**Your task:** Can you print the data exactly and leave out each image?

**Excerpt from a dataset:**

<<<<

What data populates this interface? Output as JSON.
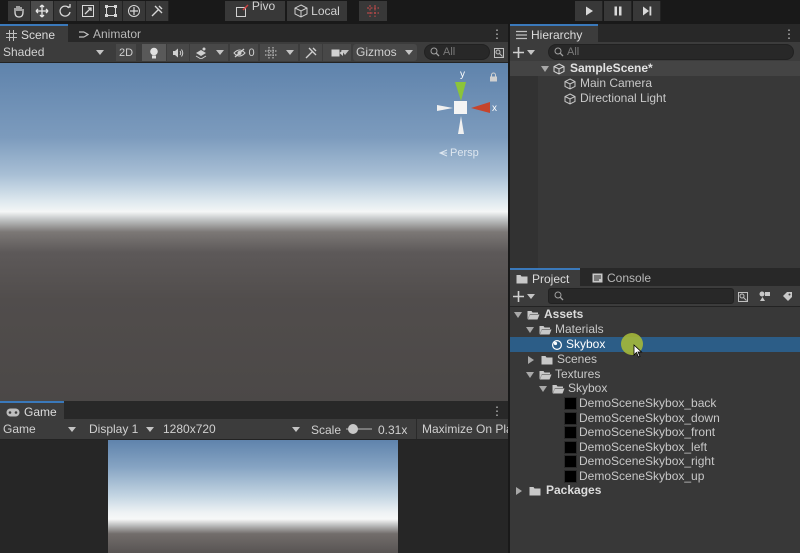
{
  "toolbar": {
    "tools": [
      "hand-icon",
      "move-icon",
      "rotate-icon",
      "scale-icon",
      "rect-icon",
      "transform-icon",
      "custom-tool-icon"
    ],
    "pivot_label": "Pivo",
    "local_label": "Local",
    "snap_icon": "grid-snap-icon",
    "play_icons": [
      "play-icon",
      "pause-icon",
      "step-icon"
    ]
  },
  "scene_panel": {
    "tabs": [
      {
        "label": "Scene",
        "icon": "grid-icon"
      },
      {
        "label": "Animator",
        "icon": "animator-icon"
      }
    ],
    "shading_mode": "Shaded",
    "mode_2d": "2D",
    "fx_count": "0",
    "gizmos_label": "Gizmos",
    "search_placeholder": "All",
    "gizmo_axes": {
      "y": "y",
      "x": "x"
    },
    "persp_label": "Persp"
  },
  "game_panel": {
    "tab_label": "Game",
    "view_type": "Game",
    "display": "Display 1",
    "resolution": "1280x720",
    "scale_label": "Scale",
    "scale_value": "0.31x",
    "scale_fraction": 0.1,
    "maximize_label": "Maximize On Pla"
  },
  "hierarchy": {
    "tab_label": "Hierarchy",
    "search_placeholder": "All",
    "scene_name": "SampleScene*",
    "objects": [
      "Main Camera",
      "Directional Light"
    ]
  },
  "project": {
    "tabs": [
      {
        "label": "Project",
        "icon": "folder-icon"
      },
      {
        "label": "Console",
        "icon": "console-icon"
      }
    ],
    "tree": {
      "assets": "Assets",
      "materials": "Materials",
      "skybox_material": "Skybox",
      "scenes": "Scenes",
      "textures": "Textures",
      "skybox_folder": "Skybox",
      "textures_list": [
        "DemoSceneSkybox_back",
        "DemoSceneSkybox_down",
        "DemoSceneSkybox_front",
        "DemoSceneSkybox_left",
        "DemoSceneSkybox_right",
        "DemoSceneSkybox_up"
      ],
      "packages": "Packages"
    }
  },
  "colors": {
    "selection": "#2c5d87",
    "tab_accent": "#3a79bb",
    "cursor_highlight": "#a4b83a",
    "gizmo_y": "#8bc43a",
    "gizmo_x": "#c6442b"
  }
}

>>>>

**Response to this exercise:**
What data populates this interface? Output as JSON.
{
  "toolbar": {
    "tools": [
      "hand-icon",
      "move-icon",
      "rotate-icon",
      "scale-icon",
      "rect-icon",
      "transform-icon",
      "custom-tool-icon"
    ],
    "pivot_label": "Pivo",
    "local_label": "Local",
    "snap_icon": "grid-snap-icon",
    "play_icons": [
      "play-icon",
      "pause-icon",
      "step-icon"
    ]
  },
  "scene_panel": {
    "tabs": [
      {
        "label": "Scene",
        "icon": "grid-icon"
      },
      {
        "label": "Animator",
        "icon": "animator-icon"
      }
    ],
    "shading_mode": "Shaded",
    "mode_2d": "2D",
    "fx_count": "0",
    "gizmos_label": "Gizmos",
    "search_placeholder": "All",
    "gizmo_axes": {
      "y": "y",
      "x": "x"
    },
    "persp_label": "Persp"
  },
  "game_panel": {
    "tab_label": "Game",
    "view_type": "Game",
    "display": "Display 1",
    "resolution": "1280x720",
    "scale_label": "Scale",
    "scale_value": "0.31x",
    "scale_fraction": 0.1,
    "maximize_label": "Maximize On Pla"
  },
  "hierarchy": {
    "tab_label": "Hierarchy",
    "search_placeholder": "All",
    "scene_name": "SampleScene*",
    "objects": [
      "Main Camera",
      "Directional Light"
    ]
  },
  "project": {
    "tabs": [
      {
        "label": "Project",
        "icon": "folder-icon"
      },
      {
        "label": "Console",
        "icon": "console-icon"
      }
    ],
    "tree": {
      "assets": "Assets",
      "materials": "Materials",
      "skybox_material": "Skybox",
      "scenes": "Scenes",
      "textures": "Textures",
      "skybox_folder": "Skybox",
      "textures_list": [
        "DemoSceneSkybox_back",
        "DemoSceneSkybox_down",
        "DemoSceneSkybox_front",
        "DemoSceneSkybox_left",
        "DemoSceneSkybox_right",
        "DemoSceneSkybox_up"
      ],
      "packages": "Packages"
    }
  },
  "colors": {
    "selection": "#2c5d87",
    "tab_accent": "#3a79bb",
    "cursor_highlight": "#a4b83a",
    "gizmo_y": "#8bc43a",
    "gizmo_x": "#c6442b"
  }
}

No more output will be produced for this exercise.